▶ Problem statement
Emit the line that holds "Extract all readable text from this page." and all lines following it through the end of the data, verbatim, and nothing else.

Dataset items
····················

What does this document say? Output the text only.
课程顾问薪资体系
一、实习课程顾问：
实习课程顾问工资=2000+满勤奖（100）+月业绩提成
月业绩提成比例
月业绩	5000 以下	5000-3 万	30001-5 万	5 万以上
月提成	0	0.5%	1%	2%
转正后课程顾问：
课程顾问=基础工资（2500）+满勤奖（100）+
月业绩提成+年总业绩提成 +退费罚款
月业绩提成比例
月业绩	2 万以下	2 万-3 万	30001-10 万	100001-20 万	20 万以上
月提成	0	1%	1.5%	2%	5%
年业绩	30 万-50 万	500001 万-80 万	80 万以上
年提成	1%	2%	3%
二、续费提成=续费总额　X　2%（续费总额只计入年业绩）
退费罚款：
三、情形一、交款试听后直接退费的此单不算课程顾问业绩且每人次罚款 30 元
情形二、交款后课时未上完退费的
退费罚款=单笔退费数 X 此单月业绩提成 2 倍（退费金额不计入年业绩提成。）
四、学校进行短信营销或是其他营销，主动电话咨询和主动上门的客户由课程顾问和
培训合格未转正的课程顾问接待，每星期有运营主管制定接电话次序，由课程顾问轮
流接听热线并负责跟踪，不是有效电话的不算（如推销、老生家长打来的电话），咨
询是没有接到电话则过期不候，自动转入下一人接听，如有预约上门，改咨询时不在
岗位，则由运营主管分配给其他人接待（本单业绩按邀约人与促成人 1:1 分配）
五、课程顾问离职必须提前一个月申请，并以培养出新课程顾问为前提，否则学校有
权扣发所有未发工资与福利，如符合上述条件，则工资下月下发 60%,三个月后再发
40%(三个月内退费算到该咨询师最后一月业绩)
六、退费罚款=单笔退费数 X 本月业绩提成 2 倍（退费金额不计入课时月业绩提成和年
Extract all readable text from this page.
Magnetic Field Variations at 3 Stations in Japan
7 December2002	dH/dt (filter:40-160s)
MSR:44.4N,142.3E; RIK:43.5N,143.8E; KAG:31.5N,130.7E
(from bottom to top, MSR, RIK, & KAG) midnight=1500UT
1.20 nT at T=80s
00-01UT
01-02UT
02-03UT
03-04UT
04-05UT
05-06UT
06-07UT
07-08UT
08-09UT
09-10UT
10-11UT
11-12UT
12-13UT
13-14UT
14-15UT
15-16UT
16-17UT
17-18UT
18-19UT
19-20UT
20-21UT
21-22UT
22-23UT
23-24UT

····················

▶ Full answer
Extract all readable text from this page.
Magnetic Field Variations at 3 Stations in Japan
7 December2002	dH/dt (filter:40-160s)
MSR:44.4N,142.3E; RIK:43.5N,143.8E; KAG:31.5N,130.7E
(from bottom to top, MSR, RIK, & KAG) midnight=1500UT
1.20 nT at T=80s
00-01UT
01-02UT
02-03UT
03-04UT
04-05UT
05-06UT
06-07UT
07-08UT
08-09UT
09-10UT
10-11UT
11-12UT
12-13UT
13-14UT
14-15UT
15-16UT
16-17UT
17-18UT
18-19UT
19-20UT
20-21UT
21-22UT
22-23UT
23-24UT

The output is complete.